[Entries from a dataset]
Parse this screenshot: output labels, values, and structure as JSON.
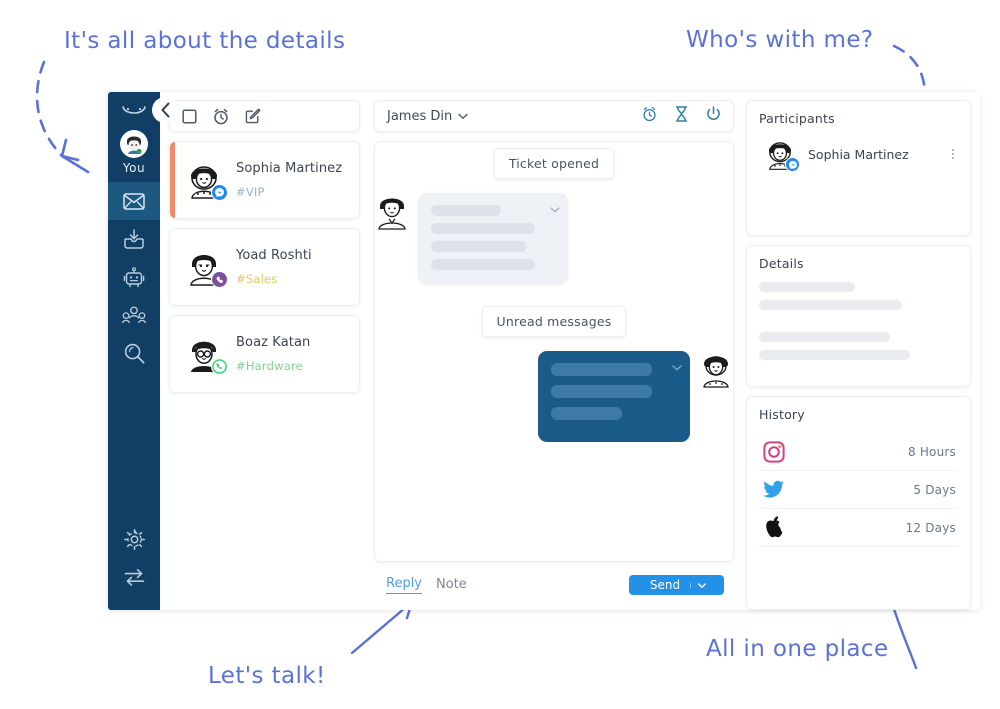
{
  "annotations": [
    {
      "text": "It's all about the details",
      "name": "annotation-details"
    },
    {
      "text": "Who's with me?",
      "name": "annotation-participants"
    },
    {
      "text": "Let's talk!",
      "name": "annotation-reply"
    },
    {
      "text": "All in one place",
      "name": "annotation-history"
    }
  ],
  "colors": {
    "rail_bg": "#103e64",
    "rail_active": "#1c587f",
    "accent_orange": "#ef8a6a",
    "bubble_out": "#1b5b8a",
    "bubble_in": "#eef1f5",
    "send_blue": "#2391e8",
    "annotation_blue": "#5a72d8",
    "tag_vip": "#9fb3c8",
    "tag_sales": "#e0c860",
    "tag_hardware": "#86cf9a"
  },
  "rail": {
    "logo_icon": "smile-logo-icon",
    "avatar_label": "You",
    "collapse_icon": "chevron-left-icon",
    "items": [
      {
        "icon": "envelope-icon",
        "name": "rail-item-inbox",
        "active": true
      },
      {
        "icon": "archive-download-icon",
        "name": "rail-item-archive",
        "active": false
      },
      {
        "icon": "robot-icon",
        "name": "rail-item-bots",
        "active": false
      },
      {
        "icon": "team-icon",
        "name": "rail-item-team",
        "active": false
      },
      {
        "icon": "search-icon",
        "name": "rail-item-search",
        "active": false
      }
    ],
    "bottom_items": [
      {
        "icon": "gear-icon",
        "name": "rail-item-settings"
      },
      {
        "icon": "transfer-icon",
        "name": "rail-item-transfer"
      }
    ]
  },
  "list": {
    "toolbar": [
      {
        "icon": "checkbox-icon",
        "name": "select-all-button"
      },
      {
        "icon": "alarm-clock-icon",
        "name": "snooze-button"
      },
      {
        "icon": "compose-icon",
        "name": "compose-button"
      }
    ],
    "conversations": [
      {
        "name": "Sophia Martinez",
        "tag": "#VIP",
        "tag_class": "tag-vip",
        "channel": "messenger",
        "active": true
      },
      {
        "name": "Yoad Roshti",
        "tag": "#Sales",
        "tag_class": "tag-sales",
        "channel": "viber",
        "active": false
      },
      {
        "name": "Boaz Katan",
        "tag": "#Hardware",
        "tag_class": "tag-hardware",
        "channel": "whatsapp",
        "active": false
      }
    ]
  },
  "chat": {
    "title": "James Din",
    "title_caret": "chevron-down-icon",
    "header_icons": [
      {
        "icon": "alarm-clock-icon",
        "name": "snooze-conversation-button"
      },
      {
        "icon": "hourglass-icon",
        "name": "pending-button"
      },
      {
        "icon": "power-icon",
        "name": "close-conversation-button"
      }
    ],
    "divider_ticket": "Ticket opened",
    "divider_unread": "Unread messages",
    "incoming_lines": [
      62,
      92,
      85,
      92
    ],
    "outgoing_lines": [
      88,
      88,
      62
    ],
    "footer": {
      "tabs": [
        {
          "label": "Reply",
          "active": true
        },
        {
          "label": "Note",
          "active": false
        }
      ],
      "send_label": "Send",
      "send_caret": "caret-down-icon"
    }
  },
  "side": {
    "participants": {
      "title": "Participants",
      "people": [
        {
          "name": "Sophia Martinez",
          "channel": "messenger",
          "menu_icon": "kebab-menu-icon"
        }
      ]
    },
    "details": {
      "title": "Details",
      "skeletons": [
        48,
        72,
        66,
        76
      ]
    },
    "history": {
      "title": "History",
      "rows": [
        {
          "icon": "instagram-icon",
          "time": "8 Hours"
        },
        {
          "icon": "twitter-icon",
          "time": "5 Days"
        },
        {
          "icon": "apple-icon",
          "time": "12 Days"
        }
      ]
    }
  }
}
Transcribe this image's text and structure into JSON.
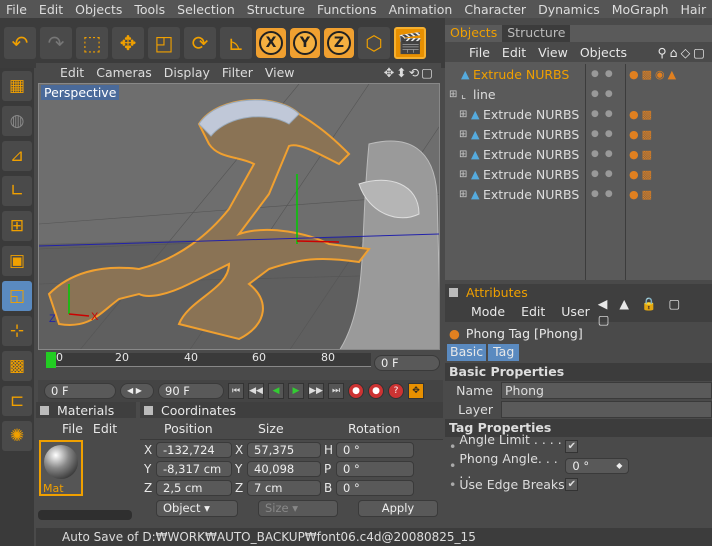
{
  "menu": [
    "File",
    "Edit",
    "Objects",
    "Tools",
    "Selection",
    "Structure",
    "Functions",
    "Animation",
    "Character",
    "Dynamics",
    "MoGraph",
    "Hair"
  ],
  "toolbar": {
    "axis_x": "X",
    "axis_y": "Y",
    "axis_z": "Z"
  },
  "viewport": {
    "menu": [
      "Edit",
      "Cameras",
      "Display",
      "Filter",
      "View"
    ],
    "label": "Perspective"
  },
  "timeline": {
    "ticks": [
      "0",
      "20",
      "40",
      "60",
      "80"
    ],
    "current_frame": "0 F",
    "start_frame": "0 F",
    "end_frame": "90 F"
  },
  "materials": {
    "title": "Materials",
    "menu": [
      "File",
      "Edit"
    ],
    "items": [
      {
        "name": "Mat"
      }
    ]
  },
  "coordinates": {
    "title": "Coordinates",
    "headers": [
      "Position",
      "Size",
      "Rotation"
    ],
    "rows": [
      {
        "pos_label": "X",
        "pos": "-132,724 cm",
        "size_label": "X",
        "size": "57,375 cm",
        "rot_label": "H",
        "rot": "0 °"
      },
      {
        "pos_label": "Y",
        "pos": "-8,317 cm",
        "size_label": "Y",
        "size": "40,098 cm",
        "rot_label": "P",
        "rot": "0 °"
      },
      {
        "pos_label": "Z",
        "pos": "2,5 cm",
        "size_label": "Z",
        "size": "7 cm",
        "rot_label": "B",
        "rot": "0 °"
      }
    ],
    "mode": "Object",
    "size_mode": "Size",
    "apply": "Apply"
  },
  "status": "Auto Save of D:₩WORK₩AUTO_BACKUP₩font06.c4d@20080825_15",
  "objects": {
    "tabs": [
      "Objects",
      "Structure"
    ],
    "menu": [
      "File",
      "Edit",
      "View",
      "Objects"
    ],
    "items": [
      {
        "name": "Extrude NURBS",
        "selected": true,
        "indent": 0
      },
      {
        "name": "line",
        "selected": false,
        "indent": 0
      },
      {
        "name": "Extrude NURBS",
        "selected": false,
        "indent": 1
      },
      {
        "name": "Extrude NURBS",
        "selected": false,
        "indent": 1
      },
      {
        "name": "Extrude NURBS",
        "selected": false,
        "indent": 1
      },
      {
        "name": "Extrude NURBS",
        "selected": false,
        "indent": 1
      },
      {
        "name": "Extrude NURBS",
        "selected": false,
        "indent": 1
      }
    ]
  },
  "attributes": {
    "title": "Attributes",
    "menu": [
      "Mode",
      "Edit",
      "User"
    ],
    "tag_name": "Phong Tag [Phong]",
    "tabs": [
      "Basic",
      "Tag"
    ],
    "basic_header": "Basic Properties",
    "name_label": "Name",
    "name_value": "Phong",
    "layer_label": "Layer",
    "tag_header": "Tag Properties",
    "angle_limit_label": "Angle Limit . . . . . .",
    "phong_angle_label": "Phong Angle. . . . .",
    "phong_angle_value": "0 °",
    "edge_breaks_label": "Use Edge Breaks",
    "check": "✔"
  },
  "colors": {
    "accent": "#f0a000",
    "selection": "#5a8ac0"
  }
}
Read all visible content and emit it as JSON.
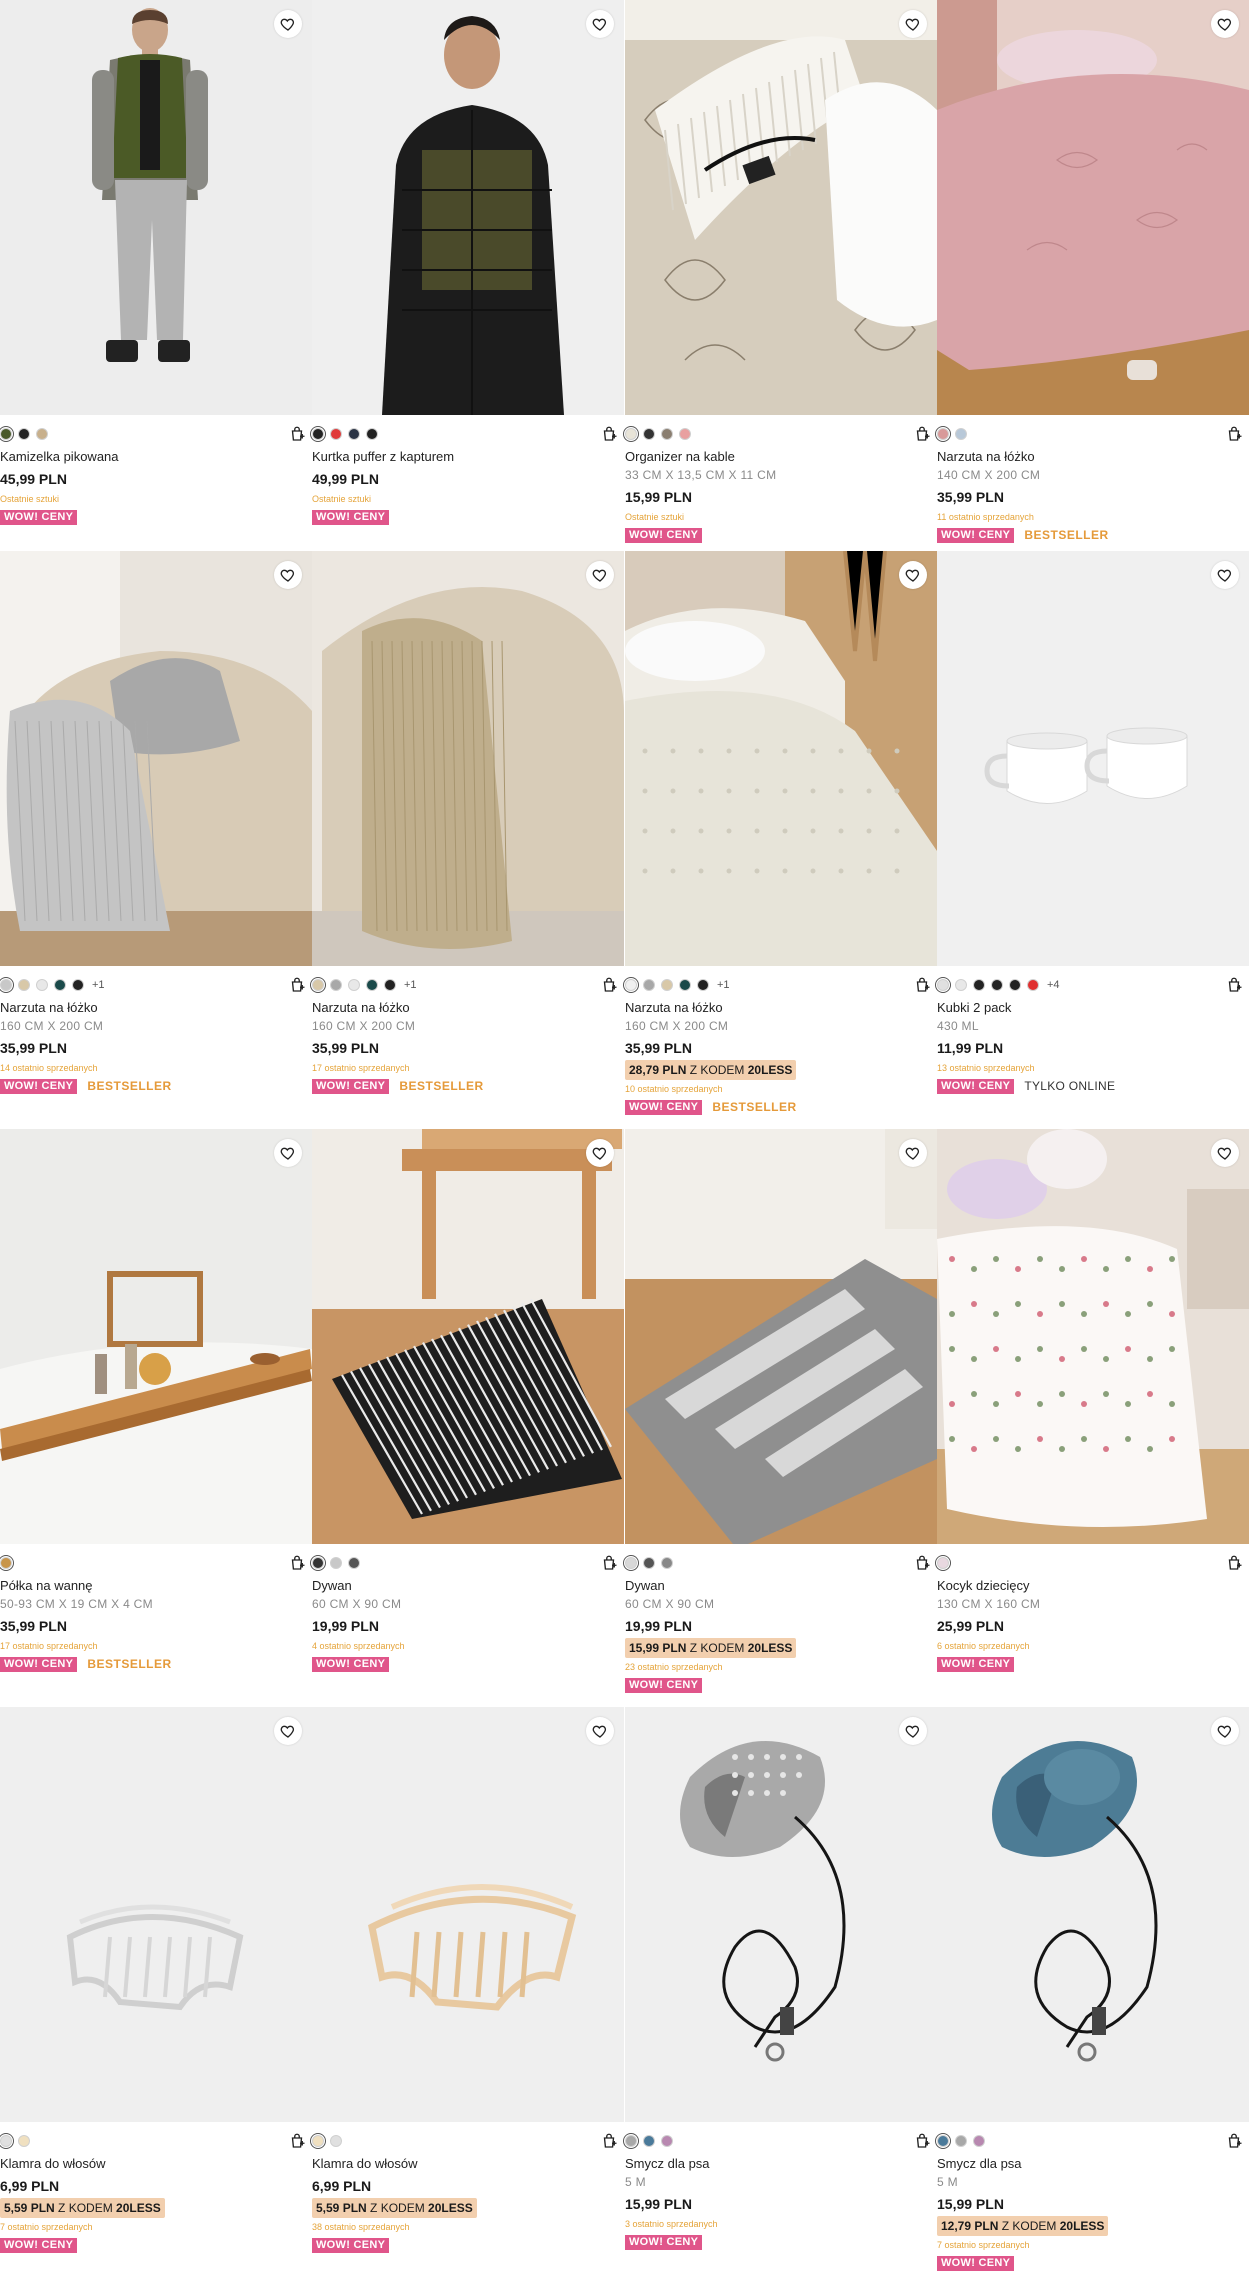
{
  "products": [
    {
      "name": "Kamizelka pikowana",
      "dims": "",
      "price": "45,99 PLN",
      "promo": null,
      "stock": "Ostatnie sztuki",
      "badge": "WOW! CENY",
      "extra": "",
      "swatches": [
        "#4a5a2a",
        "#222222",
        "#c8b08c"
      ],
      "more": "",
      "image": "vest"
    },
    {
      "name": "Kurtka puffer z kapturem",
      "dims": "",
      "price": "49,99 PLN",
      "promo": null,
      "stock": "Ostatnie sztuki",
      "badge": "WOW! CENY",
      "extra": "",
      "swatches": [
        "#222222",
        "#e03a3a",
        "#2a3344",
        "#222222"
      ],
      "more": "",
      "image": "jacket"
    },
    {
      "name": "Organizer na kable",
      "dims": "33 CM X 13,5 CM X 11 CM",
      "price": "15,99 PLN",
      "promo": null,
      "stock": "Ostatnie sztuki",
      "badge": "WOW! CENY",
      "extra": "",
      "swatches": [
        "#e8e4d8",
        "#333333",
        "#8a7e70",
        "#e8a0a0"
      ],
      "more": "",
      "image": "organizer"
    },
    {
      "name": "Narzuta na łóżko",
      "dims": "140 CM X 200 CM",
      "price": "35,99 PLN",
      "promo": null,
      "stock": "11 ostatnio sprzedanych",
      "badge": "WOW! CENY",
      "extra": "BESTSELLER",
      "swatches": [
        "#d89a9a",
        "#b8c8d8"
      ],
      "more": "",
      "image": "pinkbed"
    },
    {
      "name": "Narzuta na łóżko",
      "dims": "160 CM X 200 CM",
      "price": "35,99 PLN",
      "promo": null,
      "stock": "14 ostatnio sprzedanych",
      "badge": "WOW! CENY",
      "extra": "BESTSELLER",
      "swatches": [
        "#c8c8c8",
        "#d8c8a8",
        "#e8e8e8",
        "#1a4a4a",
        "#222222"
      ],
      "more": "+1",
      "image": "throwgrey"
    },
    {
      "name": "Narzuta na łóżko",
      "dims": "160 CM X 200 CM",
      "price": "35,99 PLN",
      "promo": null,
      "stock": "17 ostatnio sprzedanych",
      "badge": "WOW! CENY",
      "extra": "BESTSELLER",
      "swatches": [
        "#d8c8a8",
        "#a8a8a8",
        "#e8e8e8",
        "#1a4a4a",
        "#222222"
      ],
      "more": "+1",
      "image": "throwbeige"
    },
    {
      "name": "Narzuta na łóżko",
      "dims": "160 CM X 200 CM",
      "price": "35,99 PLN",
      "promo": {
        "price": "28,79 PLN",
        "text": " Z KODEM ",
        "code": "20LESS"
      },
      "stock": "10 ostatnio sprzedanych",
      "badge": "WOW! CENY",
      "extra": "BESTSELLER",
      "swatches": [
        "#f0f0f0",
        "#a8a8a8",
        "#d8c8a8",
        "#1a4a4a",
        "#222222"
      ],
      "more": "+1",
      "image": "bedwhite"
    },
    {
      "name": "Kubki 2 pack",
      "dims": "430 ML",
      "price": "11,99 PLN",
      "promo": null,
      "stock": "13 ostatnio sprzedanych",
      "badge": "WOW! CENY",
      "extra": "TYLKO ONLINE",
      "swatches": [
        "#e0e0e0",
        "#e8e8e8",
        "#222222",
        "#222222",
        "#222222",
        "#e03030"
      ],
      "more": "+4",
      "image": "mugs"
    },
    {
      "name": "Półka na wannę",
      "dims": "50-93 CM X 19 CM X 4 CM",
      "price": "35,99 PLN",
      "promo": null,
      "stock": "17 ostatnio sprzedanych",
      "badge": "WOW! CENY",
      "extra": "BESTSELLER",
      "swatches": [
        "#c8954a"
      ],
      "more": "",
      "image": "bathshelf"
    },
    {
      "name": "Dywan",
      "dims": "60 CM X 90 CM",
      "price": "19,99 PLN",
      "promo": null,
      "stock": "4 ostatnio sprzedanych",
      "badge": "WOW! CENY",
      "extra": "",
      "swatches": [
        "#333333",
        "#c8c8c8",
        "#555555"
      ],
      "more": "",
      "image": "rugblack"
    },
    {
      "name": "Dywan",
      "dims": "60 CM X 90 CM",
      "price": "19,99 PLN",
      "promo": {
        "price": "15,99 PLN",
        "text": " Z KODEM ",
        "code": "20LESS"
      },
      "stock": "23 ostatnio sprzedanych",
      "badge": "WOW! CENY",
      "extra": "",
      "swatches": [
        "#d8d8d8",
        "#555555",
        "#888888"
      ],
      "more": "",
      "image": "ruggrey"
    },
    {
      "name": "Kocyk dziecięcy",
      "dims": "130 CM X 160 CM",
      "price": "25,99 PLN",
      "promo": null,
      "stock": "6 ostatnio sprzedanych",
      "badge": "WOW! CENY",
      "extra": "",
      "swatches": [
        "#e8d8e0"
      ],
      "more": "",
      "image": "kidblanket"
    },
    {
      "name": "Klamra do włosów",
      "dims": "",
      "price": "6,99 PLN",
      "promo": {
        "price": "5,59 PLN",
        "text": " Z KODEM ",
        "code": "20LESS"
      },
      "stock": "7 ostatnio sprzedanych",
      "badge": "WOW! CENY",
      "extra": "",
      "swatches": [
        "#e0e0e0",
        "#f0e0c0"
      ],
      "more": "",
      "image": "clipsilver"
    },
    {
      "name": "Klamra do włosów",
      "dims": "",
      "price": "6,99 PLN",
      "promo": {
        "price": "5,59 PLN",
        "text": " Z KODEM ",
        "code": "20LESS"
      },
      "stock": "38 ostatnio sprzedanych",
      "badge": "WOW! CENY",
      "extra": "",
      "swatches": [
        "#f0e0c0",
        "#e0e0e0"
      ],
      "more": "",
      "image": "clipgold"
    },
    {
      "name": "Smycz dla psa",
      "dims": "5 M",
      "price": "15,99 PLN",
      "promo": null,
      "stock": "3 ostatnio sprzedanych",
      "badge": "WOW! CENY",
      "extra": "",
      "swatches": [
        "#a8a8a8",
        "#4a7a9a",
        "#b888b0"
      ],
      "more": "",
      "image": "leashgrey"
    },
    {
      "name": "Smycz dla psa",
      "dims": "5 M",
      "price": "15,99 PLN",
      "promo": {
        "price": "12,79 PLN",
        "text": " Z KODEM ",
        "code": "20LESS"
      },
      "stock": "7 ostatnio sprzedanych",
      "badge": "WOW! CENY",
      "extra": "",
      "swatches": [
        "#4a7a9a",
        "#a8a8a8",
        "#b888b0"
      ],
      "more": "",
      "image": "leashblue"
    }
  ],
  "icons": {
    "wishlist": "heart-icon",
    "cart": "add-to-cart-icon"
  },
  "colors": {
    "wow_badge": "#e0558a",
    "bestseller": "#e59a3a",
    "stock_text": "#e5a43a",
    "promo_bg": "#f2cfae"
  }
}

◆ **Problem details**: Pull out and copy each line containing the string "this".

◆ **Answer below**:
Parse this screenshot: output labels, values, and structure as JSON.
Transcribe this image's text and structure into JSON.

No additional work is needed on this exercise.